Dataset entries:
==*==

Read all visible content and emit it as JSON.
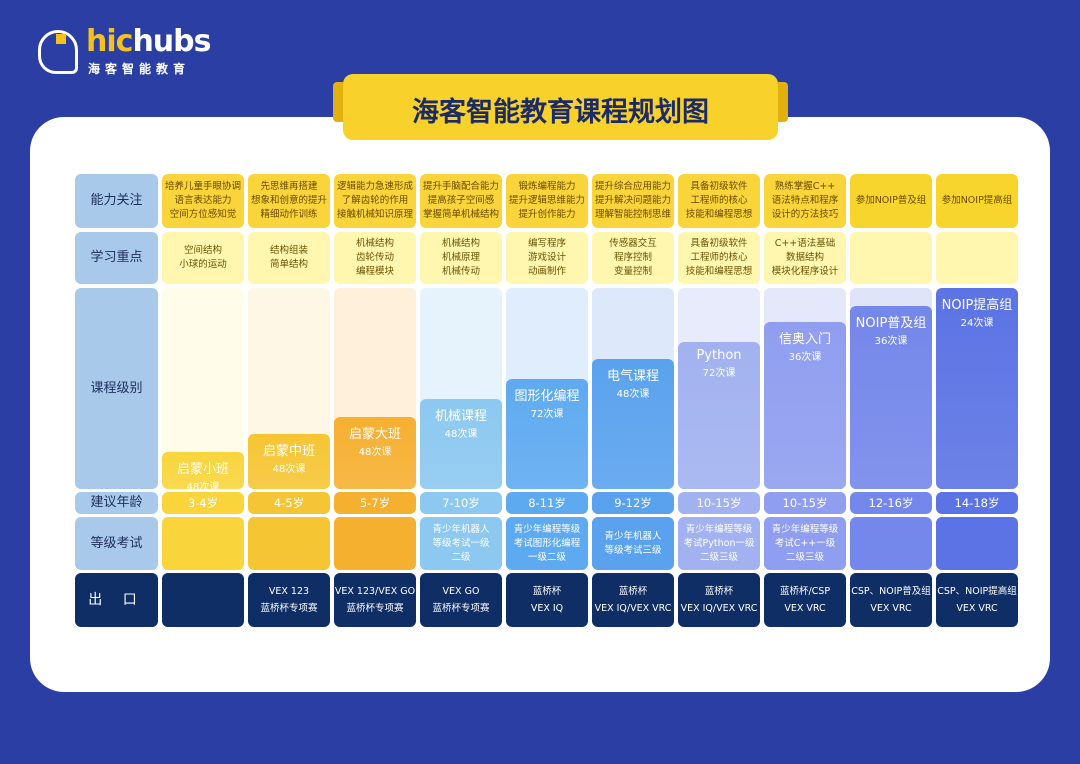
{
  "logo": {
    "word_a": "hic",
    "word_b": "hubs",
    "sub": "海客智能教育"
  },
  "title": "海客智能教育课程规划图",
  "row_labels": {
    "ability": "能力关注",
    "focus": "学习重点",
    "level": "课程级别",
    "age": "建议年龄",
    "exam": "等级考试",
    "output": "出 口"
  },
  "colors": {
    "background": "#2a3ea3",
    "title_tab": "#f8d22a",
    "label_column": "#a9c9ea",
    "output_row": "#0f2e66"
  },
  "columns": [
    {
      "ability": "培养儿童手眼协调\n语言表达能力\n空间方位感知觉",
      "focus": "空间结构\n小球的运动",
      "course": "启蒙小班",
      "lessons": "48次课",
      "age": "3-4岁",
      "exam": "",
      "output": "",
      "color": "#f9d43b",
      "light": "#fffdea"
    },
    {
      "ability": "先思维再搭建\n想象和创意的提升\n精细动作训练",
      "focus": "结构组装\n简单结构",
      "course": "启蒙中班",
      "lessons": "48次课",
      "age": "4-5岁",
      "exam": "",
      "output": "VEX 123\n蓝桥杯专项赛",
      "color": "#f6c533",
      "light": "#fff7e6"
    },
    {
      "ability": "逻辑能力急速形成\n了解齿轮的作用\n接触机械知识原理",
      "focus": "机械结构\n齿轮传动\n编程模块",
      "course": "启蒙大班",
      "lessons": "48次课",
      "age": "5-7岁",
      "exam": "",
      "output": "VEX 123/VEX GO\n蓝桥杯专项赛",
      "color": "#f6b030",
      "light": "#fff0db"
    },
    {
      "ability": "提升手脑配合能力\n提高孩子空间感\n掌握简单机械结构",
      "focus": "机械结构\n机械原理\n机械传动",
      "course": "机械课程",
      "lessons": "48次课",
      "age": "7-10岁",
      "exam": "青少年机器人\n等级考试一级\n二级",
      "output": "VEX GO\n蓝桥杯专项赛",
      "color": "#8cc8f0",
      "light": "#e6f3fd"
    },
    {
      "ability": "锻炼编程能力\n提升逻辑思维能力\n提升创作能力",
      "focus": "编写程序\n游戏设计\n动画制作",
      "course": "图形化编程",
      "lessons": "72次课",
      "age": "8-11岁",
      "exam": "青少年编程等级\n考试图形化编程\n一级二级",
      "output": "蓝桥杯\nVEX IQ",
      "color": "#5eaaf0",
      "light": "#e0edfc"
    },
    {
      "ability": "提升综合应用能力\n提升解决问题能力\n理解智能控制思维",
      "focus": "传感器交互\n程序控制\n变量控制",
      "course": "电气课程",
      "lessons": "48次课",
      "age": "9-12岁",
      "exam": "青少年机器人\n等级考试三级",
      "output": "蓝桥杯\nVEX IQ/VEX VRC",
      "color": "#5aa2ee",
      "light": "#dde9fa"
    },
    {
      "ability": "具备初级软件\n工程师的核心\n技能和编程思想",
      "focus": "具备初级软件\n工程师的核心\n技能和编程思想",
      "course": "Python",
      "lessons": "72次课",
      "age": "10-15岁",
      "exam": "青少年编程等级\n考试Python一级\n二级三级",
      "output": "蓝桥杯\nVEX IQ/VEX VRC",
      "color": "#a2b2f0",
      "light": "#e7ebfb"
    },
    {
      "ability": "熟练掌握C++\n语法特点和程序\n设计的方法技巧",
      "focus": "C++语法基础\n数据结构\n模块化程序设计",
      "course": "信奥入门",
      "lessons": "36次课",
      "age": "10-15岁",
      "exam": "青少年编程等级\n考试C++一级\n二级三级",
      "output": "蓝桥杯/CSP\nVEX VRC",
      "color": "#8f9ef0",
      "light": "#e4e8fa"
    },
    {
      "ability": "参加NOIP普及组",
      "focus": "",
      "course": "NOIP普及组",
      "lessons": "36次课",
      "age": "12-16岁",
      "exam": "",
      "output": "CSP、NOIP普及组\nVEX VRC",
      "color": "#7487ea",
      "light": "#dfe4f9"
    },
    {
      "ability": "参加NOIP提高组",
      "focus": "",
      "course": "NOIP提高组",
      "lessons": "24次课",
      "age": "14-18岁",
      "exam": "",
      "output": "CSP、NOIP提高组\nVEX VRC",
      "color": "#5b73e4",
      "light": "#dfe4f9"
    }
  ]
}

==*==

Work to complete:
Return all the entries word for word, but omit any pictures they contain.

Output for this task:
Read all visible content and emit it as JSON.
{
  "logo": {
    "word_a": "hic",
    "word_b": "hubs",
    "sub": "海客智能教育"
  },
  "title": "海客智能教育课程规划图",
  "row_labels": {
    "ability": "能力关注",
    "focus": "学习重点",
    "level": "课程级别",
    "age": "建议年龄",
    "exam": "等级考试",
    "output": "出 口"
  },
  "colors": {
    "background": "#2a3ea3",
    "title_tab": "#f8d22a",
    "label_column": "#a9c9ea",
    "output_row": "#0f2e66"
  },
  "columns": [
    {
      "ability": "培养儿童手眼协调\n语言表达能力\n空间方位感知觉",
      "focus": "空间结构\n小球的运动",
      "course": "启蒙小班",
      "lessons": "48次课",
      "age": "3-4岁",
      "exam": "",
      "output": "",
      "color": "#f9d43b",
      "light": "#fffdea"
    },
    {
      "ability": "先思维再搭建\n想象和创意的提升\n精细动作训练",
      "focus": "结构组装\n简单结构",
      "course": "启蒙中班",
      "lessons": "48次课",
      "age": "4-5岁",
      "exam": "",
      "output": "VEX 123\n蓝桥杯专项赛",
      "color": "#f6c533",
      "light": "#fff7e6"
    },
    {
      "ability": "逻辑能力急速形成\n了解齿轮的作用\n接触机械知识原理",
      "focus": "机械结构\n齿轮传动\n编程模块",
      "course": "启蒙大班",
      "lessons": "48次课",
      "age": "5-7岁",
      "exam": "",
      "output": "VEX 123/VEX GO\n蓝桥杯专项赛",
      "color": "#f6b030",
      "light": "#fff0db"
    },
    {
      "ability": "提升手脑配合能力\n提高孩子空间感\n掌握简单机械结构",
      "focus": "机械结构\n机械原理\n机械传动",
      "course": "机械课程",
      "lessons": "48次课",
      "age": "7-10岁",
      "exam": "青少年机器人\n等级考试一级\n二级",
      "output": "VEX GO\n蓝桥杯专项赛",
      "color": "#8cc8f0",
      "light": "#e6f3fd"
    },
    {
      "ability": "锻炼编程能力\n提升逻辑思维能力\n提升创作能力",
      "focus": "编写程序\n游戏设计\n动画制作",
      "course": "图形化编程",
      "lessons": "72次课",
      "age": "8-11岁",
      "exam": "青少年编程等级\n考试图形化编程\n一级二级",
      "output": "蓝桥杯\nVEX IQ",
      "color": "#5eaaf0",
      "light": "#e0edfc"
    },
    {
      "ability": "提升综合应用能力\n提升解决问题能力\n理解智能控制思维",
      "focus": "传感器交互\n程序控制\n变量控制",
      "course": "电气课程",
      "lessons": "48次课",
      "age": "9-12岁",
      "exam": "青少年机器人\n等级考试三级",
      "output": "蓝桥杯\nVEX IQ/VEX VRC",
      "color": "#5aa2ee",
      "light": "#dde9fa"
    },
    {
      "ability": "具备初级软件\n工程师的核心\n技能和编程思想",
      "focus": "具备初级软件\n工程师的核心\n技能和编程思想",
      "course": "Python",
      "lessons": "72次课",
      "age": "10-15岁",
      "exam": "青少年编程等级\n考试Python一级\n二级三级",
      "output": "蓝桥杯\nVEX IQ/VEX VRC",
      "color": "#a2b2f0",
      "light": "#e7ebfb"
    },
    {
      "ability": "熟练掌握C++\n语法特点和程序\n设计的方法技巧",
      "focus": "C++语法基础\n数据结构\n模块化程序设计",
      "course": "信奥入门",
      "lessons": "36次课",
      "age": "10-15岁",
      "exam": "青少年编程等级\n考试C++一级\n二级三级",
      "output": "蓝桥杯/CSP\nVEX VRC",
      "color": "#8f9ef0",
      "light": "#e4e8fa"
    },
    {
      "ability": "参加NOIP普及组",
      "focus": "",
      "course": "NOIP普及组",
      "lessons": "36次课",
      "age": "12-16岁",
      "exam": "",
      "output": "CSP、NOIP普及组\nVEX VRC",
      "color": "#7487ea",
      "light": "#dfe4f9"
    },
    {
      "ability": "参加NOIP提高组",
      "focus": "",
      "course": "NOIP提高组",
      "lessons": "24次课",
      "age": "14-18岁",
      "exam": "",
      "output": "CSP、NOIP提高组\nVEX VRC",
      "color": "#5b73e4",
      "light": "#dfe4f9"
    }
  ]
}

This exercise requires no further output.